Set exercise | Write out the material exactly. Do not include the pictures.

[Dataset excerpt]
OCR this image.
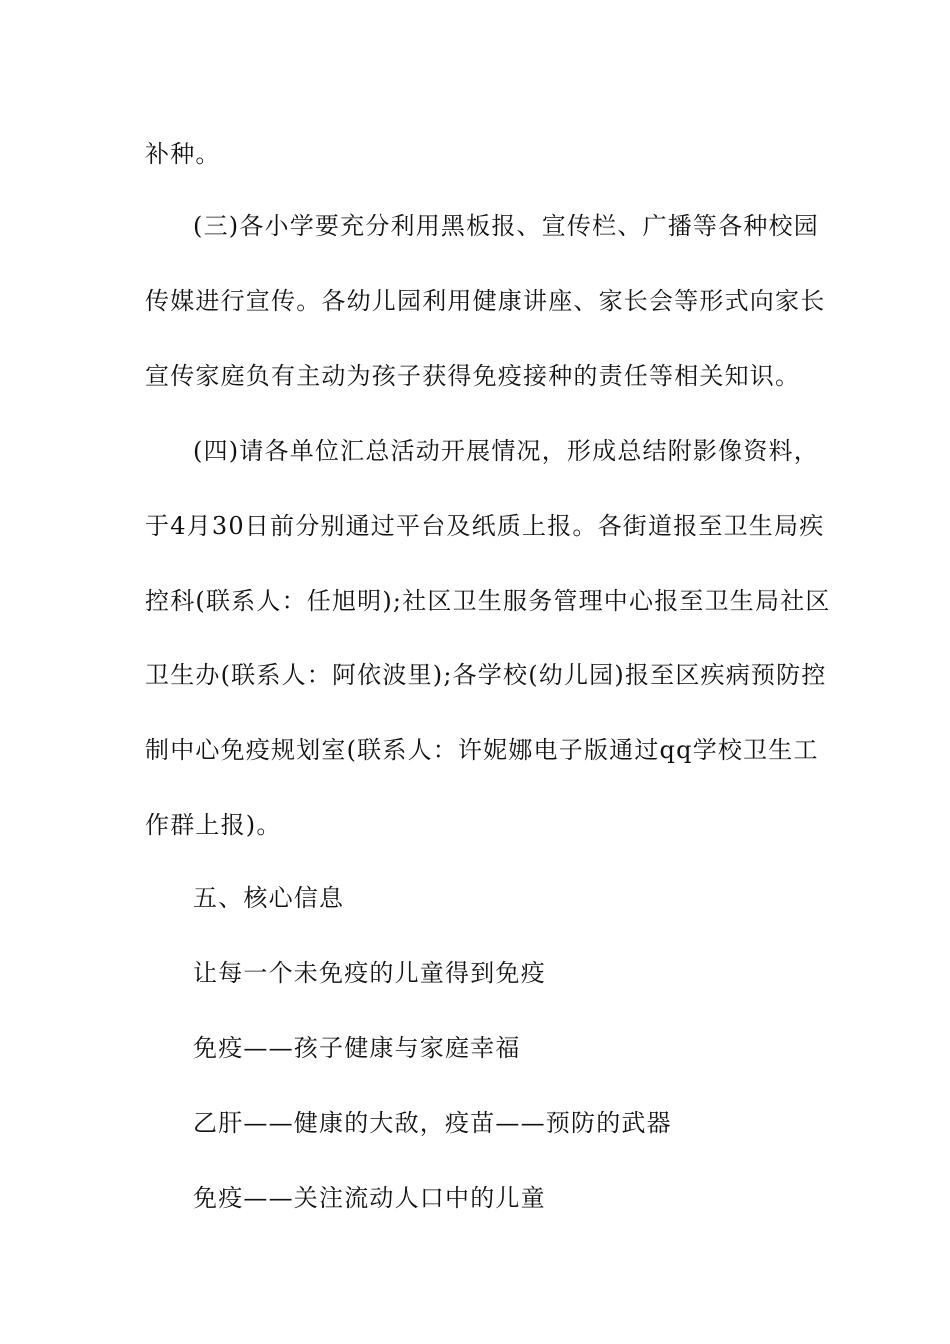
补种。
(三)各小学要充分利用黑板报、宣传栏、广播等各种校园
传媒进行宣传。各幼儿园利用健康讲座、家长会等形式向家长
宣传家庭负有主动为孩子获得免疫接种的责任等相关知识。
(四)请各单位汇总活动开展情况，形成总结附影像资料，
于4月30日前分别通过平台及纸质上报。各街道报至卫生局疾
控科(联系人：任旭明);社区卫生服务管理中心报至卫生局社区
卫生办(联系人：阿依波里);各学校(幼儿园)报至区疾病预防控
制中心免疫规划室(联系人：许妮娜电子版通过qq学校卫生工
作群上报)。
五、核心信息
让每一个未免疫的儿童得到免疫
免疫——孩子健康与家庭幸福
乙肝——健康的大敌，疫苗——预防的武器
免疫——关注流动人口中的儿童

Exercise result |
OCR this image.
补种。
(三)各小学要充分利用黑板报、宣传栏、广播等各种校园
传媒进行宣传。各幼儿园利用健康讲座、家长会等形式向家长
宣传家庭负有主动为孩子获得免疫接种的责任等相关知识。
(四)请各单位汇总活动开展情况，形成总结附影像资料，
于4月30日前分别通过平台及纸质上报。各街道报至卫生局疾
控科(联系人：任旭明);社区卫生服务管理中心报至卫生局社区
卫生办(联系人：阿依波里);各学校(幼儿园)报至区疾病预防控
制中心免疫规划室(联系人：许妮娜电子版通过qq学校卫生工
作群上报)。
五、核心信息
让每一个未免疫的儿童得到免疫
免疫——孩子健康与家庭幸福
乙肝——健康的大敌，疫苗——预防的武器
免疫——关注流动人口中的儿童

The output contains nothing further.